Entries from a dataset:
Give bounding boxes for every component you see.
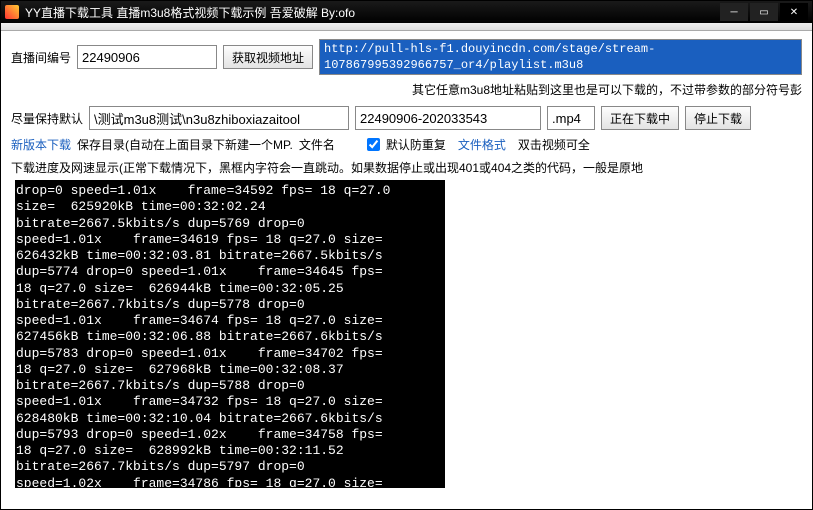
keep-default-label: 尽量保持默认	[11, 110, 83, 127]
app-icon	[5, 5, 19, 19]
filename-input[interactable]	[355, 106, 541, 130]
room-label: 直播间编号	[11, 49, 71, 66]
room-row: 直播间编号 获取视频地址 http://pull-hls-f1.douyincd…	[11, 39, 802, 75]
file-format-link[interactable]: 文件格式	[458, 136, 506, 153]
progress-row: 下载进度及网速显示(正常下载情况下，黑框内字符会一直跳动。如果数据停止或出现40…	[11, 159, 802, 176]
stream-url-box[interactable]: http://pull-hls-f1.douyincdn.com/stage/s…	[319, 39, 802, 75]
options-row: 新版本下载 保存目录(自动在上面目录下新建一个MP. 文件名 默认防重复 文件格…	[11, 136, 802, 153]
url-hint-text: 其它任意m3u8地址粘贴到这里也是可以下载的，不过带参数的部分符号彭	[11, 81, 802, 98]
downloading-button[interactable]: 正在下载中	[601, 106, 679, 130]
no-repeat-label: 默认防重复	[386, 136, 446, 153]
maximize-button[interactable]: ▭	[750, 3, 778, 21]
extension-input[interactable]	[547, 106, 595, 130]
filename-label: 文件名	[299, 136, 335, 153]
no-repeat-checkbox[interactable]	[367, 138, 380, 151]
window-title: YY直播下载工具 直播m3u8格式视频下载示例 吾爱破解 By:ofo	[25, 4, 355, 21]
save-path-input[interactable]	[89, 106, 349, 130]
stop-download-button[interactable]: 停止下载	[685, 106, 751, 130]
minimize-button[interactable]: ─	[720, 3, 748, 21]
room-id-input[interactable]	[77, 45, 217, 69]
titlebar: YY直播下载工具 直播m3u8格式视频下载示例 吾爱破解 By:ofo ─ ▭ …	[1, 1, 812, 23]
save-row: 尽量保持默认 正在下载中 停止下载	[11, 106, 802, 130]
dblclick-hint: 双击视频可全	[518, 136, 590, 153]
console-output: drop=0 speed=1.01x frame=34592 fps= 18 q…	[15, 180, 445, 488]
progress-text: 下载进度及网速显示(正常下载情况下，黑框内字符会一直跳动。如果数据停止或出现40…	[11, 159, 643, 176]
url-hint-row: 其它任意m3u8地址粘贴到这里也是可以下载的，不过带参数的部分符号彭	[11, 81, 802, 98]
new-version-link[interactable]: 新版本下载	[11, 136, 71, 153]
close-button[interactable]: ✕	[780, 3, 808, 21]
save-dir-label: 保存目录(自动在上面目录下新建一个MP.	[77, 136, 293, 153]
fetch-url-button[interactable]: 获取视频地址	[223, 45, 313, 69]
menu-bar	[1, 23, 812, 31]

* What you should do: Write out verbatim every line of the entries from the one containing "110, 83, 127]" through the final line, both included.

* Complete response:
keep-default-label: 尽量保持默认	[11, 110, 83, 127]
app-icon	[5, 5, 19, 19]
filename-input[interactable]	[355, 106, 541, 130]
room-label: 直播间编号	[11, 49, 71, 66]
room-row: 直播间编号 获取视频地址 http://pull-hls-f1.douyincd…	[11, 39, 802, 75]
file-format-link[interactable]: 文件格式	[458, 136, 506, 153]
progress-row: 下载进度及网速显示(正常下载情况下，黑框内字符会一直跳动。如果数据停止或出现40…	[11, 159, 802, 176]
stream-url-box[interactable]: http://pull-hls-f1.douyincdn.com/stage/s…	[319, 39, 802, 75]
options-row: 新版本下载 保存目录(自动在上面目录下新建一个MP. 文件名 默认防重复 文件格…	[11, 136, 802, 153]
url-hint-text: 其它任意m3u8地址粘贴到这里也是可以下载的，不过带参数的部分符号彭	[11, 81, 802, 98]
downloading-button[interactable]: 正在下载中	[601, 106, 679, 130]
no-repeat-label: 默认防重复	[386, 136, 446, 153]
maximize-button[interactable]: ▭	[750, 3, 778, 21]
extension-input[interactable]	[547, 106, 595, 130]
filename-label: 文件名	[299, 136, 335, 153]
no-repeat-checkbox[interactable]	[367, 138, 380, 151]
window-title: YY直播下载工具 直播m3u8格式视频下载示例 吾爱破解 By:ofo	[25, 4, 355, 21]
save-path-input[interactable]	[89, 106, 349, 130]
stop-download-button[interactable]: 停止下载	[685, 106, 751, 130]
minimize-button[interactable]: ─	[720, 3, 748, 21]
room-id-input[interactable]	[77, 45, 217, 69]
titlebar: YY直播下载工具 直播m3u8格式视频下载示例 吾爱破解 By:ofo ─ ▭ …	[1, 1, 812, 23]
save-row: 尽量保持默认 正在下载中 停止下载	[11, 106, 802, 130]
dblclick-hint: 双击视频可全	[518, 136, 590, 153]
console-output: drop=0 speed=1.01x frame=34592 fps= 18 q…	[15, 180, 445, 488]
progress-text: 下载进度及网速显示(正常下载情况下，黑框内字符会一直跳动。如果数据停止或出现40…	[11, 159, 643, 176]
url-hint-row: 其它任意m3u8地址粘贴到这里也是可以下载的，不过带参数的部分符号彭	[11, 81, 802, 98]
new-version-link[interactable]: 新版本下载	[11, 136, 71, 153]
close-button[interactable]: ✕	[780, 3, 808, 21]
save-dir-label: 保存目录(自动在上面目录下新建一个MP.	[77, 136, 293, 153]
fetch-url-button[interactable]: 获取视频地址	[223, 45, 313, 69]
menu-bar	[1, 23, 812, 31]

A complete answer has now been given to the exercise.